** Exercise data follows **

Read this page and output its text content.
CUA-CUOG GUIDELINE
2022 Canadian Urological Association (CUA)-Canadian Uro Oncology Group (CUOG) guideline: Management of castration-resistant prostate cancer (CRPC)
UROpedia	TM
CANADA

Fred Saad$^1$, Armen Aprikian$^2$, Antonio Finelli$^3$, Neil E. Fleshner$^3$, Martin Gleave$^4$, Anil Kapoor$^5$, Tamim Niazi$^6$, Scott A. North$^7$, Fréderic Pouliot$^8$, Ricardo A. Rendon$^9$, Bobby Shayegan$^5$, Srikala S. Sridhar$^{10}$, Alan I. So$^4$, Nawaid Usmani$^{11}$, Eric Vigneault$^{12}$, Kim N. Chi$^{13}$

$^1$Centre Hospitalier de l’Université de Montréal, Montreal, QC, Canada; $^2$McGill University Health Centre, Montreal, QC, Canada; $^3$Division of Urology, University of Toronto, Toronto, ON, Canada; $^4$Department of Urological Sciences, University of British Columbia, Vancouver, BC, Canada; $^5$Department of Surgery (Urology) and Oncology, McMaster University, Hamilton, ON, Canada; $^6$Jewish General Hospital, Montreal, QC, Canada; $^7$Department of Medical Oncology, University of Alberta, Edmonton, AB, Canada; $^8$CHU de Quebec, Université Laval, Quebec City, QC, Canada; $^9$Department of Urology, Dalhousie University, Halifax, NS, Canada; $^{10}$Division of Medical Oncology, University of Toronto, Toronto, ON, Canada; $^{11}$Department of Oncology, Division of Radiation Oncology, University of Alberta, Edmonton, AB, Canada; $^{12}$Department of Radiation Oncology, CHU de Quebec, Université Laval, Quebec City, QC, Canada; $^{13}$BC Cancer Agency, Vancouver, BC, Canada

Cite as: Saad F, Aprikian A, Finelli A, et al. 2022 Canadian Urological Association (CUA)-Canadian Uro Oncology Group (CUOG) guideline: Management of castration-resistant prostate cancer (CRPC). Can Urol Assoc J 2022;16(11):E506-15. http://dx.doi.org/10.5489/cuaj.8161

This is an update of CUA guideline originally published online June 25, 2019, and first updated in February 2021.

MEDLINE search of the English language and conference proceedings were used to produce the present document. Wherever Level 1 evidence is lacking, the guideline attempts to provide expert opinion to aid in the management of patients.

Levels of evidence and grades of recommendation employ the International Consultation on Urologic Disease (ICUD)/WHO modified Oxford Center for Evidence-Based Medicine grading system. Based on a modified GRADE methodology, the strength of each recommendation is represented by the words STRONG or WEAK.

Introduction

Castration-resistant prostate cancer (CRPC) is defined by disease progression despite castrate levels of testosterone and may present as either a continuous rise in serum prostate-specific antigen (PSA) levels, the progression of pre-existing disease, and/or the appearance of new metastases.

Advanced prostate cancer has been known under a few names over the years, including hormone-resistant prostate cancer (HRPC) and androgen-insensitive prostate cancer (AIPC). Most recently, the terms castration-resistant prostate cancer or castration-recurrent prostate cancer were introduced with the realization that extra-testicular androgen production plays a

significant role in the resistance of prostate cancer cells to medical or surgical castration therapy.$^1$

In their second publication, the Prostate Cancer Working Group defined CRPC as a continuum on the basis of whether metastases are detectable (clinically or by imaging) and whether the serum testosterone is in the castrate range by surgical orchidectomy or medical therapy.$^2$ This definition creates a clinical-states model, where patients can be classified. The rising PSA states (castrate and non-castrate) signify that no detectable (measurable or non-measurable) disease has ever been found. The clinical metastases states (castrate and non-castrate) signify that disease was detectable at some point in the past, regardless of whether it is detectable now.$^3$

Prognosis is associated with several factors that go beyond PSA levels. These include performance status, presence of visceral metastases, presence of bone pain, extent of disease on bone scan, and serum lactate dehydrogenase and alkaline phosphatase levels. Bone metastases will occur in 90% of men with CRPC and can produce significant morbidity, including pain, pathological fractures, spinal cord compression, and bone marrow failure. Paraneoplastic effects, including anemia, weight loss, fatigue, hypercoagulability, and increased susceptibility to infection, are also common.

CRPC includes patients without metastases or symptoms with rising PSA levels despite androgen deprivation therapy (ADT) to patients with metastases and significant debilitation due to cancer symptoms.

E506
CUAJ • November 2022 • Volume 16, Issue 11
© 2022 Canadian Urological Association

** End of Exercise data **

The lines you return should be those above that contain the word "Association", every one of them.

## [Written answer]
2022 Canadian Urological Association (CUA)-Canadian Uro Oncology Group (CUOG) guideline: Management of castration-resistant prostate cancer (CRPC)
Cite as: Saad F, Aprikian A, Finelli A, et al. 2022 Canadian Urological Association (CUA)-Canadian Uro Oncology Group (CUOG) guideline: Management of castration-resistant prostate cancer (CRPC). Can Urol Assoc J 2022;16(11):E506-15. http://dx.doi.org/10.5489/cuaj.8161
© 2022 Canadian Urological Association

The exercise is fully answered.